[Collection entries]
━━━━━━━━━━━━━━━━━━━━

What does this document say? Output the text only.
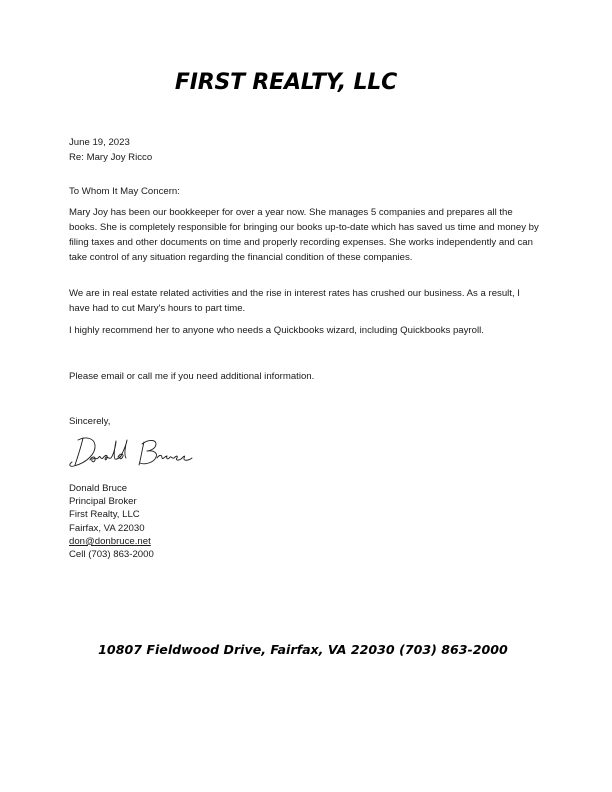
FIRST REALTY, LLC
June 19, 2023
Re: Mary Joy Ricco
To Whom It May Concern:
Mary Joy has been our bookkeeper for over a year now. She manages 5 companies and prepares all the books. She is completely responsible for bringing our books up-to-date which has saved us time and money by filing taxes and other documents on time and properly recording expenses. She works independently and can take control of any situation regarding the financial condition of these companies.
We are in real estate related activities and the rise in interest rates has crushed our business. As a result, I have had to cut Mary's hours to part time.
I highly recommend her to anyone who needs a Quickbooks wizard, including Quickbooks payroll.
Please email or call me if you need additional information.
Sincerely,
Donald Bruce
Principal Broker
First Realty, LLC
Fairfax, VA 22030
don@donbruce.net
Cell (703) 863-2000
10807 Fieldwood Drive, Fairfax, VA 22030 (703) 863-2000
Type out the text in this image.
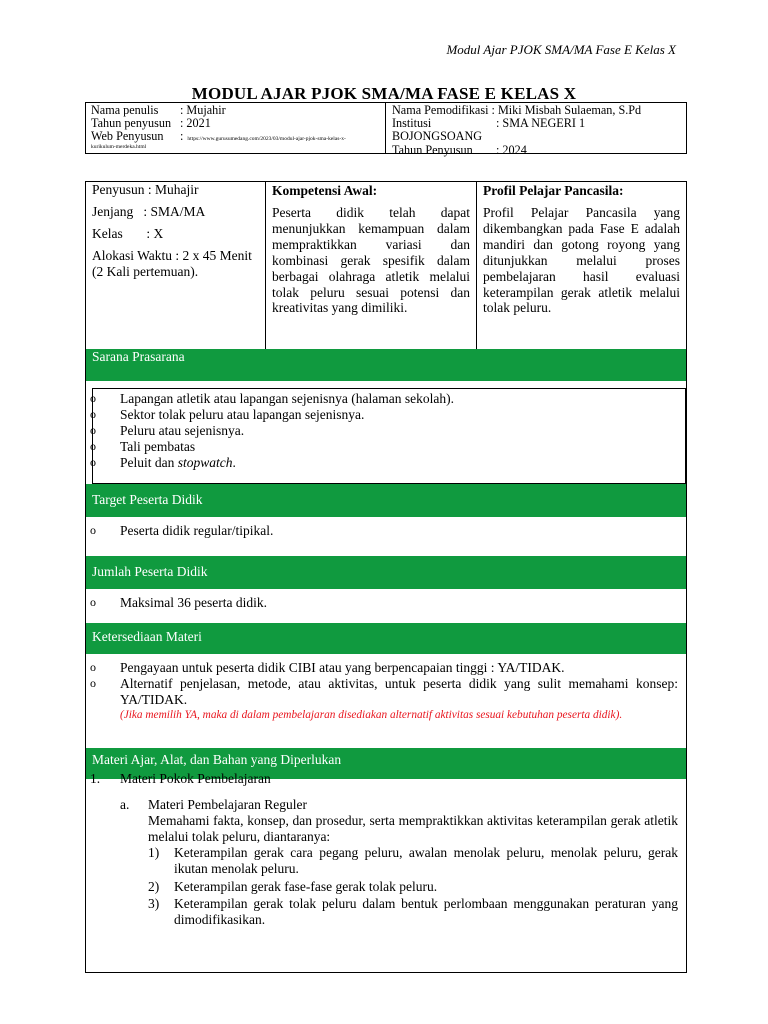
Modul Ajar PJOK SMA/MA Fase E Kelas X
MODUL AJAR PJOK SMA/MA FASE E KELAS X
Nama penulis	: Mujahir
Tahun penyusun : 2021
Web Penyusun	: https://www.gurusumedang.com/2023/03/modul-ajar-pjok-sma-kelas-x-
kurikulum-merdeka.html
Nama Pemodifikasi : Miki Misbah Sulaeman, S.Pd
Institusi	: SMA NEGERI 1
BOJONGSOANG
Tahun Penyusun	: 2024

Penyusun : Muhajir

Jenjang   : SMA/MA

Kelas       : X

Alokasi Waktu : 2 x 45 Menit (2 Kali pertemuan).

Kompetensi Awal:
Peserta didik telah dapat menunjukkan kemampuan dalam mempraktikkan variasi dan kombinasi gerak spesifik dalam berbagai olahraga atletik melalui tolak peluru sesuai potensi dan kreativitas yang dimiliki.
Profil Pelajar Pancasila:
Profil Pelajar Pancasila yang dikembangkan pada Fase E adalah mandiri dan gotong royong yang ditunjukkan melalui proses pembelajaran hasil evaluasi keterampilan gerak atletik melalui tolak peluru.
Sarana Prasarana
o Lapangan atletik atau lapangan sejenisnya (halaman sekolah).
o Sektor tolak peluru atau lapangan sejenisnya.
o Peluru atau sejenisnya.
o Tali pembatas
o Peluit dan stopwatch.
Target Peserta Didik
o Peserta didik regular/tipikal.
Jumlah Peserta Didik
o Maksimal 36 peserta didik.
Ketersediaan Materi
o Pengayaan untuk peserta didik CIBI atau yang berpencapaian tinggi : YA/TIDAK.
o Alternatif penjelasan, metode, atau aktivitas, untuk peserta didik yang sulit memahami konsep: YA/TIDAK.
(Jika memilih YA, maka di dalam pembelajaran disediakan alternatif aktivitas sesuai kebutuhan peserta didik).
Materi Ajar, Alat, dan Bahan yang Diperlukan
1. Materi Pokok Pembelajaran
a. Materi Pembelajaran Reguler
Memahami fakta, konsep, dan prosedur, serta mempraktikkan aktivitas keterampilan gerak atletik melalui tolak peluru, diantaranya:
1) Keterampilan gerak cara pegang peluru, awalan menolak peluru, menolak peluru, gerak ikutan menolak peluru.
2) Keterampilan gerak fase-fase gerak tolak peluru.
3) Keterampilan gerak tolak peluru dalam bentuk perlombaan menggunakan peraturan yang dimodifikasikan.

━━━━━━━━━━━━━━━━━━━━

Write out the entries again, exactly as given, skipping any images.

What does this document say? Output the text only.
FIRST REALTY, LLC
June 19, 2023
Re: Mary Joy Ricco
To Whom It May Concern:
Mary Joy has been our bookkeeper for over a year now. She manages 5 companies and prepares all the books. She is completely responsible for bringing our books up-to-date which has saved us time and money by filing taxes and other documents on time and properly recording expenses. She works independently and can take control of any situation regarding the financial condition of these companies.
We are in real estate related activities and the rise in interest rates has crushed our business. As a result, I have had to cut Mary's hours to part time.
I highly recommend her to anyone who needs a Quickbooks wizard, including Quickbooks payroll.
Please email or call me if you need additional information.
Sincerely,
Donald Bruce
Principal Broker
First Realty, LLC
Fairfax, VA 22030
don@donbruce.net
Cell (703) 863-2000
10807 Fieldwood Drive, Fairfax, VA 22030 (703) 863-2000
Type out the text in this image.
Modul Ajar PJOK SMA/MA Fase E Kelas X
MODUL AJAR PJOK SMA/MA FASE E KELAS X
Nama penulis	: Mujahir
Tahun penyusun : 2021
Web Penyusun	: https://www.gurusumedang.com/2023/03/modul-ajar-pjok-sma-kelas-x-
kurikulum-merdeka.html
Nama Pemodifikasi : Miki Misbah Sulaeman, S.Pd
Institusi	: SMA NEGERI 1
BOJONGSOANG
Tahun Penyusun	: 2024

Penyusun : Muhajir

Jenjang   : SMA/MA

Kelas       : X

Alokasi Waktu : 2 x 45 Menit (2 Kali pertemuan).

Kompetensi Awal:
Peserta didik telah dapat menunjukkan kemampuan dalam mempraktikkan variasi dan kombinasi gerak spesifik dalam berbagai olahraga atletik melalui tolak peluru sesuai potensi dan kreativitas yang dimiliki.
Profil Pelajar Pancasila:
Profil Pelajar Pancasila yang dikembangkan pada Fase E adalah mandiri dan gotong royong yang ditunjukkan melalui proses pembelajaran hasil evaluasi keterampilan gerak atletik melalui tolak peluru.
Sarana Prasarana
o Lapangan atletik atau lapangan sejenisnya (halaman sekolah).
o Sektor tolak peluru atau lapangan sejenisnya.
o Peluru atau sejenisnya.
o Tali pembatas
o Peluit dan stopwatch.
Target Peserta Didik
o Peserta didik regular/tipikal.
Jumlah Peserta Didik
o Maksimal 36 peserta didik.
Ketersediaan Materi
o Pengayaan untuk peserta didik CIBI atau yang berpencapaian tinggi : YA/TIDAK.
o Alternatif penjelasan, metode, atau aktivitas, untuk peserta didik yang sulit memahami konsep: YA/TIDAK.
(Jika memilih YA, maka di dalam pembelajaran disediakan alternatif aktivitas sesuai kebutuhan peserta didik).
Materi Ajar, Alat, dan Bahan yang Diperlukan
1. Materi Pokok Pembelajaran
a. Materi Pembelajaran Reguler
Memahami fakta, konsep, dan prosedur, serta mempraktikkan aktivitas keterampilan gerak atletik melalui tolak peluru, diantaranya:
1) Keterampilan gerak cara pegang peluru, awalan menolak peluru, menolak peluru, gerak ikutan menolak peluru.
2) Keterampilan gerak fase-fase gerak tolak peluru.
3) Keterampilan gerak tolak peluru dalam bentuk perlombaan menggunakan peraturan yang dimodifikasikan.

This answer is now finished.